Legal cannabis was supposed to mean jobs and tax revenue as an enormous illicit market slowly gave way to regulated cultivation and sales.
That may yet happen, but so far, both sales and the accompanying tax haul have been lower than promised. And with companies missing sales and revenue goals, that means layoffs for the worker.
Multiple major brands in cannabis have announced cutting more than 10% of their workforces this fall. Joining software delivery platform Eaze and ad-platform Weedmaps, both of whom announced workforce cuts around 20% last month, are California brands Flow Kana, Cannacraft, and would-be national power player MedMen.
On Nov. 14, Flow Kana CEO Michael Steinmetz told the Sacramento Bee that the company might cut up to 20% of its workforce. The next day, Culver City, California-based MedMen, confronting a $187 million deficit, said it would lay off 190 workers in order to save $10 million a year. (Only $177 million to go!)
That continued what’s been an industry-wide trend or what some are calling “an epidemic.”
“It almost feels like an epidemic…” Layoffs in cannabis companies up and down the state reflect challenges in #California’s fledgling recreational #cannabis industry: https://t.co/0wptGkiy7c @FlowKana h/t @andrewsheeler #ag #CACannabis #CAjobs #farming #jobs
— CA Assoc of Counties (@CSAC_Counties) November 16, 2019
Grupo Flor, a diversified company with consumer brands and cultivation facilities in Monterey County, where industrial-scale cultivation is ongoing in greenhouses originally built for the floral industry, is shedding 35% of its workforce. CannaCraft, based in Santa Rosa and manufacturer of popular brands including the AbsoluteXtracts brand of vaporizer cartridges, said it would cut 16% of its staff, according to Marijuana Business Daily.

◆ **HOW TO COMPLETE THIS TASK**
Please carry on the piece about layoffs at California cannabis companies, starting after its last sentence.

◆ **DATA**
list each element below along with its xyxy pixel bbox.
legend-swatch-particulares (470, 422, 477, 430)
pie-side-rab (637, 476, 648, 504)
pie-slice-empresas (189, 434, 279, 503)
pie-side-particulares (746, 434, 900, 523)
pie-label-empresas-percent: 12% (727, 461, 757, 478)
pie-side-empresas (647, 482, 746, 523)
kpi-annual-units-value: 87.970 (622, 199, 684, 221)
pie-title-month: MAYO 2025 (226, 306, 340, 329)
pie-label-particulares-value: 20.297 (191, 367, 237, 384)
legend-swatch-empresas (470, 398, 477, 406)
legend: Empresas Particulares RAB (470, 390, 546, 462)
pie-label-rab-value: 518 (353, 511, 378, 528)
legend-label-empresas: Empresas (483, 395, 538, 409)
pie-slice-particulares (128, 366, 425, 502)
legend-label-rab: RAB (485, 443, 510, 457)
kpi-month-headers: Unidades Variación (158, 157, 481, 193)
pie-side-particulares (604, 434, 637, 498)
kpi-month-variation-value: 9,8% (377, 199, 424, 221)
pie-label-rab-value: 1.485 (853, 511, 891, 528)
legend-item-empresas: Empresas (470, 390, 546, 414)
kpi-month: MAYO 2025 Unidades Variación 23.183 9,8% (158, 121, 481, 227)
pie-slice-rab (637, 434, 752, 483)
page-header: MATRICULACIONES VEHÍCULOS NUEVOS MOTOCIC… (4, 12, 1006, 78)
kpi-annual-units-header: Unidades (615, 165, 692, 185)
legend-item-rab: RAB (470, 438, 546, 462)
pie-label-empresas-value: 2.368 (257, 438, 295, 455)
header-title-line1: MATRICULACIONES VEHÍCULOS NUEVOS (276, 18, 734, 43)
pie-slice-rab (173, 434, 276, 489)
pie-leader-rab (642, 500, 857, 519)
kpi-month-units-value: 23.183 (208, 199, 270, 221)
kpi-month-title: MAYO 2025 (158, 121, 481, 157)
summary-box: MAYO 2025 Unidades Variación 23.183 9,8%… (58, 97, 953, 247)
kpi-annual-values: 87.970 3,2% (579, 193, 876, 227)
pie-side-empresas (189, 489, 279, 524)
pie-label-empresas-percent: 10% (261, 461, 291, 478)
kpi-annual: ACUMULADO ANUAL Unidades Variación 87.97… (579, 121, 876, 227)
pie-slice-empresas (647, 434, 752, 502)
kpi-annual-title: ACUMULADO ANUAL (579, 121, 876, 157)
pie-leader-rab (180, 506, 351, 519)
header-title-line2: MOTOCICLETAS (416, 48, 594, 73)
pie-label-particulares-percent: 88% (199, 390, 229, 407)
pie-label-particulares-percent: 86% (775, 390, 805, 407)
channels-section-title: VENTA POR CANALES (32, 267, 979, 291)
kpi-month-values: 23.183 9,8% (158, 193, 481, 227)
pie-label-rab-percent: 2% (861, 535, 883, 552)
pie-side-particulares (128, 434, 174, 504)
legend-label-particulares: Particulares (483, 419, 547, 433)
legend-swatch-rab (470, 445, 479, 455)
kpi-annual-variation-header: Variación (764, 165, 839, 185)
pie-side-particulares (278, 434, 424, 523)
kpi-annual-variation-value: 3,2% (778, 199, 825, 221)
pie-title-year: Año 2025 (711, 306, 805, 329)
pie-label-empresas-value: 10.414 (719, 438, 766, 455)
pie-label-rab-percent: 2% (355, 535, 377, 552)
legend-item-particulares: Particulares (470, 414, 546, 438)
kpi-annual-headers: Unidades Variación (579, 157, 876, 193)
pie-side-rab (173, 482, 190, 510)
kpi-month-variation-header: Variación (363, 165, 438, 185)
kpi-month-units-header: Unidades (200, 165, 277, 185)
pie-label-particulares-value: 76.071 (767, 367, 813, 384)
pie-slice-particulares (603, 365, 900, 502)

◆ **RESULT OF THE TASK**
PAX Labs, maker of the PAX Era vaporizer (and a company previously associated with embattled Juul, with which it shared a former parent company), also announced job cuts of 25% in October.
Little of this should be surprising given the broader context. For months, especially in California, every indication is that the legal cannabis market has failed to meet initial projections. It’s a safe bet that companies took the state estimates into account when pitching investors and calculating growth and revenue and now that all of those numbers have come in smaller than hoped-for, companies are making the “necessary adjustments,” which in corporate speak means getting rid of workers.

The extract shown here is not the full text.